● **STATED TASK**
Output every line of the data exactly as it appears.

● **RECORDS PROVIDED**
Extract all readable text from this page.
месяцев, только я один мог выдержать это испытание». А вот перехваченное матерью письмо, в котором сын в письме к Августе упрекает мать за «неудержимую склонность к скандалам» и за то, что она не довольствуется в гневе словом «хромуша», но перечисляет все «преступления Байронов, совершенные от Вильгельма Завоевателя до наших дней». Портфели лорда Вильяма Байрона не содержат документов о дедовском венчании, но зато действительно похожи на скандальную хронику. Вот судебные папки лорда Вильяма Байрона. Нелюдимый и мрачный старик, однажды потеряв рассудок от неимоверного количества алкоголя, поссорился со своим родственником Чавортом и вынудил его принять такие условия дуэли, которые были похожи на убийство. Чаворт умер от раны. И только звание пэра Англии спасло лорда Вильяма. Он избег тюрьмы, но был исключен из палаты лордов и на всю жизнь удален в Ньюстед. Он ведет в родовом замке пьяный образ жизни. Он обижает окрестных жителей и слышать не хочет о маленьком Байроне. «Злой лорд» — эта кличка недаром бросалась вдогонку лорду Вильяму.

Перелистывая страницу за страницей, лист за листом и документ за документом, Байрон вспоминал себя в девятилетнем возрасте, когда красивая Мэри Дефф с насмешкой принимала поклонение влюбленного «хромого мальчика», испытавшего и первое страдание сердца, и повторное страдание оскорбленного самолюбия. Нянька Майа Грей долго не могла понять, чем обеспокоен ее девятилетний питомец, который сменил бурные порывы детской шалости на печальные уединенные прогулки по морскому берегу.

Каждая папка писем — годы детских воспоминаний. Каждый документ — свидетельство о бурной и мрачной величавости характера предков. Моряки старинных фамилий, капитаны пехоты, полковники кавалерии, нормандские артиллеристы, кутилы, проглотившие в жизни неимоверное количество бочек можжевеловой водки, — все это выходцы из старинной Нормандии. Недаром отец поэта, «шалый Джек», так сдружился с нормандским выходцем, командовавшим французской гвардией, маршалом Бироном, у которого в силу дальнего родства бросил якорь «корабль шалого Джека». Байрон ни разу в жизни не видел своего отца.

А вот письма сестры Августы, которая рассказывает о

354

● **THE SOLUTION**
Extract all readable text from this page.
месяцев, только я один мог выдержать это испытание». А вот перехваченное матерью письмо, в котором сын в письме к Августе упрекает мать за «неудержимую склонность к скандалам» и за то, что она не довольствуется в гневе словом «хромуша», но перечисляет все «преступления Байронов, совершенные от Вильгельма Завоевателя до наших дней». Портфели лорда Вильяма Байрона не содержат документов о дедовском венчании, но зато действительно похожи на скандальную хронику. Вот судебные папки лорда Вильяма Байрона. Нелюдимый и мрачный старик, однажды потеряв рассудок от неимоверного количества алкоголя, поссорился со своим родственником Чавортом и вынудил его принять такие условия дуэли, которые были похожи на убийство. Чаворт умер от раны. И только звание пэра Англии спасло лорда Вильяма. Он избег тюрьмы, но был исключен из палаты лордов и на всю жизнь удален в Ньюстед. Он ведет в родовом замке пьяный образ жизни. Он обижает окрестных жителей и слышать не хочет о маленьком Байроне. «Злой лорд» — эта кличка недаром бросалась вдогонку лорду Вильяму.

Перелистывая страницу за страницей, лист за листом и документ за документом, Байрон вспоминал себя в девятилетнем возрасте, когда красивая Мэри Дефф с насмешкой принимала поклонение влюбленного «хромого мальчика», испытавшего и первое страдание сердца, и повторное страдание оскорбленного самолюбия. Нянька Майа Грей долго не могла понять, чем обеспокоен ее девятилетний питомец, который сменил бурные порывы детской шалости на печальные уединенные прогулки по морскому берегу.

Каждая папка писем — годы детских воспоминаний. Каждый документ — свидетельство о бурной и мрачной величавости характера предков. Моряки старинных фамилий, капитаны пехоты, полковники кавалерии, нормандские артиллеристы, кутилы, проглотившие в жизни неимоверное количество бочек можжевеловой водки, — все это выходцы из старинной Нормандии. Недаром отец поэта, «шалый Джек», так сдружился с нормандским выходцем, командовавшим французской гвардией, маршалом Бироном, у которого в силу дальнего родства бросил якорь «корабль шалого Джека». Байрон ни разу в жизни не видел своего отца.

А вот письма сестры Августы, которая рассказывает о

354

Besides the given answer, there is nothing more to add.